Data records:
>> start

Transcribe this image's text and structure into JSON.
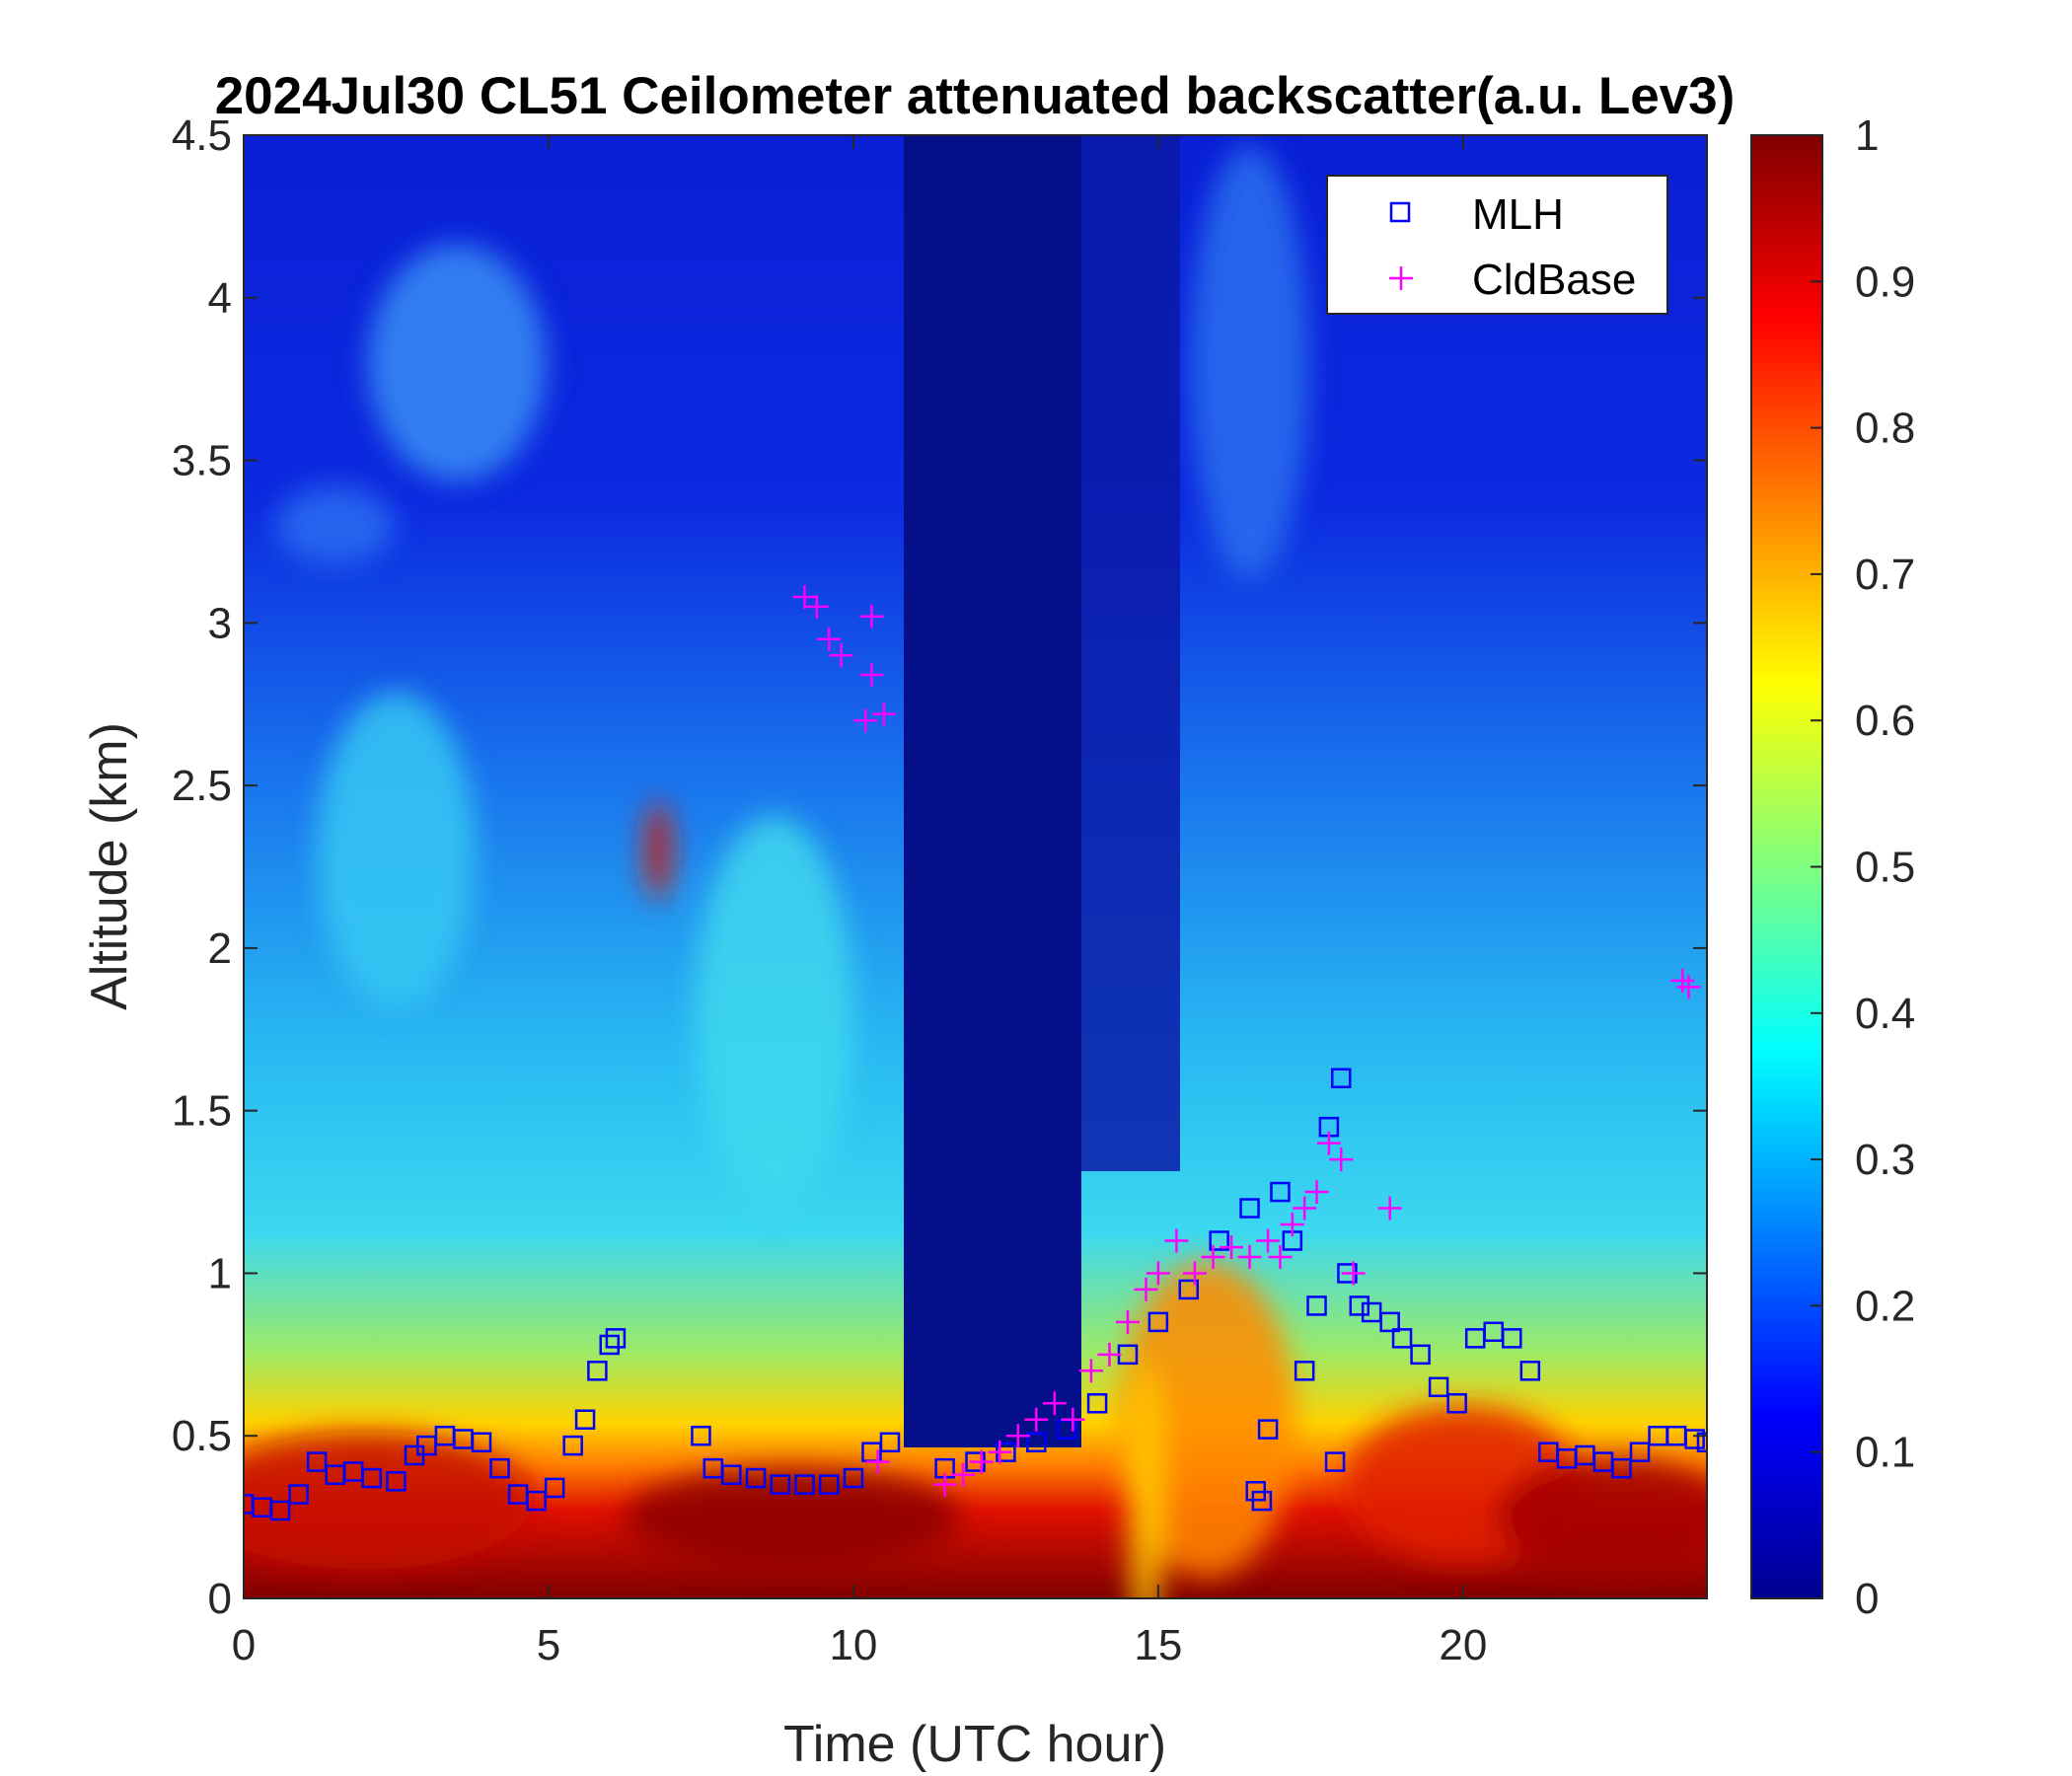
{
  "chart_data": {
    "type": "heatmap",
    "title": "2024Jul30 CL51 Ceilometer attenuated backscatter(a.u. Lev3)",
    "xlabel": "Time (UTC hour)",
    "ylabel": "Altitude (km)",
    "xlim": [
      0,
      24
    ],
    "ylim": [
      0,
      4.5
    ],
    "xticks": [
      0,
      5,
      10,
      15,
      20
    ],
    "xtick_labels": [
      "0",
      "5",
      "10",
      "15",
      "20"
    ],
    "yticks": [
      0,
      0.5,
      1,
      1.5,
      2,
      2.5,
      3,
      3.5,
      4,
      4.5
    ],
    "ytick_labels": [
      "0",
      "0.5",
      "1",
      "1.5",
      "2",
      "2.5",
      "3",
      "3.5",
      "4",
      "4.5"
    ],
    "colorbar": {
      "colormap": "jet",
      "range": [
        0,
        1
      ],
      "ticks": [
        0,
        0.1,
        0.2,
        0.3,
        0.4,
        0.5,
        0.6,
        0.7,
        0.8,
        0.9,
        1
      ],
      "tick_labels": [
        "0",
        "0.1",
        "0.2",
        "0.3",
        "0.4",
        "0.5",
        "0.6",
        "0.7",
        "0.8",
        "0.9",
        "1"
      ]
    },
    "legend": {
      "position": "top-right",
      "entries": [
        {
          "label": "MLH",
          "marker": "square",
          "color": "#0000ff"
        },
        {
          "label": "CldBase",
          "marker": "plus",
          "color": "#ff00ff"
        }
      ]
    },
    "series": [
      {
        "name": "MLH",
        "marker": "square",
        "color": "#0000ff",
        "x": [
          0.0,
          0.3,
          0.6,
          0.9,
          1.2,
          1.5,
          1.8,
          2.1,
          2.5,
          2.8,
          3.0,
          3.3,
          3.6,
          3.9,
          4.2,
          4.5,
          4.8,
          5.1,
          5.4,
          5.6,
          5.8,
          6.0,
          6.1,
          7.5,
          7.7,
          8.0,
          8.4,
          8.8,
          9.2,
          9.6,
          10.0,
          10.3,
          10.6,
          11.5,
          12.0,
          12.5,
          13.0,
          13.5,
          14.0,
          14.5,
          15.0,
          15.5,
          16.0,
          16.5,
          16.6,
          16.7,
          16.8,
          17.0,
          17.2,
          17.4,
          17.6,
          17.8,
          17.9,
          18.0,
          18.1,
          18.3,
          18.5,
          18.8,
          19.0,
          19.3,
          19.6,
          19.9,
          20.2,
          20.5,
          20.8,
          21.1,
          21.4,
          21.7,
          22.0,
          22.3,
          22.6,
          22.9,
          23.2,
          23.5,
          23.8,
          24.0
        ],
        "y": [
          0.29,
          0.28,
          0.27,
          0.32,
          0.42,
          0.38,
          0.39,
          0.37,
          0.36,
          0.44,
          0.47,
          0.5,
          0.49,
          0.48,
          0.4,
          0.32,
          0.3,
          0.34,
          0.47,
          0.55,
          0.7,
          0.78,
          0.8,
          0.5,
          0.4,
          0.38,
          0.37,
          0.35,
          0.35,
          0.35,
          0.37,
          0.45,
          0.48,
          0.4,
          0.42,
          0.45,
          0.48,
          0.52,
          0.6,
          0.75,
          0.85,
          0.95,
          1.1,
          1.2,
          0.33,
          0.3,
          0.52,
          1.25,
          1.1,
          0.7,
          0.9,
          1.45,
          0.42,
          1.6,
          1.0,
          0.9,
          0.88,
          0.85,
          0.8,
          0.75,
          0.65,
          0.6,
          0.8,
          0.82,
          0.8,
          0.7,
          0.45,
          0.43,
          0.44,
          0.42,
          0.4,
          0.45,
          0.5,
          0.5,
          0.49,
          0.48
        ]
      },
      {
        "name": "CldBase",
        "marker": "plus",
        "color": "#ff00ff",
        "x": [
          9.2,
          9.4,
          9.6,
          9.8,
          10.2,
          10.3,
          10.5,
          10.3,
          10.4,
          11.5,
          11.8,
          12.1,
          12.4,
          12.7,
          13.0,
          13.3,
          13.6,
          13.9,
          14.2,
          14.5,
          14.8,
          15.0,
          15.3,
          15.6,
          15.9,
          16.2,
          16.5,
          16.8,
          17.0,
          17.2,
          17.4,
          17.6,
          17.8,
          18.0,
          18.2,
          18.8,
          23.6,
          23.7
        ],
        "y": [
          3.08,
          3.05,
          2.95,
          2.9,
          2.7,
          2.84,
          2.72,
          3.02,
          0.42,
          0.35,
          0.38,
          0.42,
          0.45,
          0.5,
          0.55,
          0.6,
          0.55,
          0.7,
          0.75,
          0.85,
          0.95,
          1.0,
          1.1,
          1.0,
          1.05,
          1.08,
          1.05,
          1.1,
          1.05,
          1.15,
          1.2,
          1.25,
          1.4,
          1.35,
          1.0,
          1.2,
          1.9,
          1.88
        ]
      }
    ]
  }
}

>> end

#### EXERCISE DESCRIPTION:
Pictures in the records above should not be copied. Repeat everything else exactly.

#### THE SOLUTION:
Transcribe this image's text and structure into JSON.
{
  "chart_data": {
    "type": "heatmap",
    "title": "2024Jul30 CL51 Ceilometer attenuated backscatter(a.u. Lev3)",
    "xlabel": "Time (UTC hour)",
    "ylabel": "Altitude (km)",
    "xlim": [
      0,
      24
    ],
    "ylim": [
      0,
      4.5
    ],
    "xticks": [
      0,
      5,
      10,
      15,
      20
    ],
    "xtick_labels": [
      "0",
      "5",
      "10",
      "15",
      "20"
    ],
    "yticks": [
      0,
      0.5,
      1,
      1.5,
      2,
      2.5,
      3,
      3.5,
      4,
      4.5
    ],
    "ytick_labels": [
      "0",
      "0.5",
      "1",
      "1.5",
      "2",
      "2.5",
      "3",
      "3.5",
      "4",
      "4.5"
    ],
    "colorbar": {
      "colormap": "jet",
      "range": [
        0,
        1
      ],
      "ticks": [
        0,
        0.1,
        0.2,
        0.3,
        0.4,
        0.5,
        0.6,
        0.7,
        0.8,
        0.9,
        1
      ],
      "tick_labels": [
        "0",
        "0.1",
        "0.2",
        "0.3",
        "0.4",
        "0.5",
        "0.6",
        "0.7",
        "0.8",
        "0.9",
        "1"
      ]
    },
    "legend": {
      "position": "top-right",
      "entries": [
        {
          "label": "MLH",
          "marker": "square",
          "color": "#0000ff"
        },
        {
          "label": "CldBase",
          "marker": "plus",
          "color": "#ff00ff"
        }
      ]
    },
    "series": [
      {
        "name": "MLH",
        "marker": "square",
        "color": "#0000ff",
        "x": [
          0.0,
          0.3,
          0.6,
          0.9,
          1.2,
          1.5,
          1.8,
          2.1,
          2.5,
          2.8,
          3.0,
          3.3,
          3.6,
          3.9,
          4.2,
          4.5,
          4.8,
          5.1,
          5.4,
          5.6,
          5.8,
          6.0,
          6.1,
          7.5,
          7.7,
          8.0,
          8.4,
          8.8,
          9.2,
          9.6,
          10.0,
          10.3,
          10.6,
          11.5,
          12.0,
          12.5,
          13.0,
          13.5,
          14.0,
          14.5,
          15.0,
          15.5,
          16.0,
          16.5,
          16.6,
          16.7,
          16.8,
          17.0,
          17.2,
          17.4,
          17.6,
          17.8,
          17.9,
          18.0,
          18.1,
          18.3,
          18.5,
          18.8,
          19.0,
          19.3,
          19.6,
          19.9,
          20.2,
          20.5,
          20.8,
          21.1,
          21.4,
          21.7,
          22.0,
          22.3,
          22.6,
          22.9,
          23.2,
          23.5,
          23.8,
          24.0
        ],
        "y": [
          0.29,
          0.28,
          0.27,
          0.32,
          0.42,
          0.38,
          0.39,
          0.37,
          0.36,
          0.44,
          0.47,
          0.5,
          0.49,
          0.48,
          0.4,
          0.32,
          0.3,
          0.34,
          0.47,
          0.55,
          0.7,
          0.78,
          0.8,
          0.5,
          0.4,
          0.38,
          0.37,
          0.35,
          0.35,
          0.35,
          0.37,
          0.45,
          0.48,
          0.4,
          0.42,
          0.45,
          0.48,
          0.52,
          0.6,
          0.75,
          0.85,
          0.95,
          1.1,
          1.2,
          0.33,
          0.3,
          0.52,
          1.25,
          1.1,
          0.7,
          0.9,
          1.45,
          0.42,
          1.6,
          1.0,
          0.9,
          0.88,
          0.85,
          0.8,
          0.75,
          0.65,
          0.6,
          0.8,
          0.82,
          0.8,
          0.7,
          0.45,
          0.43,
          0.44,
          0.42,
          0.4,
          0.45,
          0.5,
          0.5,
          0.49,
          0.48
        ]
      },
      {
        "name": "CldBase",
        "marker": "plus",
        "color": "#ff00ff",
        "x": [
          9.2,
          9.4,
          9.6,
          9.8,
          10.2,
          10.3,
          10.5,
          10.3,
          10.4,
          11.5,
          11.8,
          12.1,
          12.4,
          12.7,
          13.0,
          13.3,
          13.6,
          13.9,
          14.2,
          14.5,
          14.8,
          15.0,
          15.3,
          15.6,
          15.9,
          16.2,
          16.5,
          16.8,
          17.0,
          17.2,
          17.4,
          17.6,
          17.8,
          18.0,
          18.2,
          18.8,
          23.6,
          23.7
        ],
        "y": [
          3.08,
          3.05,
          2.95,
          2.9,
          2.7,
          2.84,
          2.72,
          3.02,
          0.42,
          0.35,
          0.38,
          0.42,
          0.45,
          0.5,
          0.55,
          0.6,
          0.55,
          0.7,
          0.75,
          0.85,
          0.95,
          1.0,
          1.1,
          1.0,
          1.05,
          1.08,
          1.05,
          1.1,
          1.05,
          1.15,
          1.2,
          1.25,
          1.4,
          1.35,
          1.0,
          1.2,
          1.9,
          1.88
        ]
      }
    ]
  }
}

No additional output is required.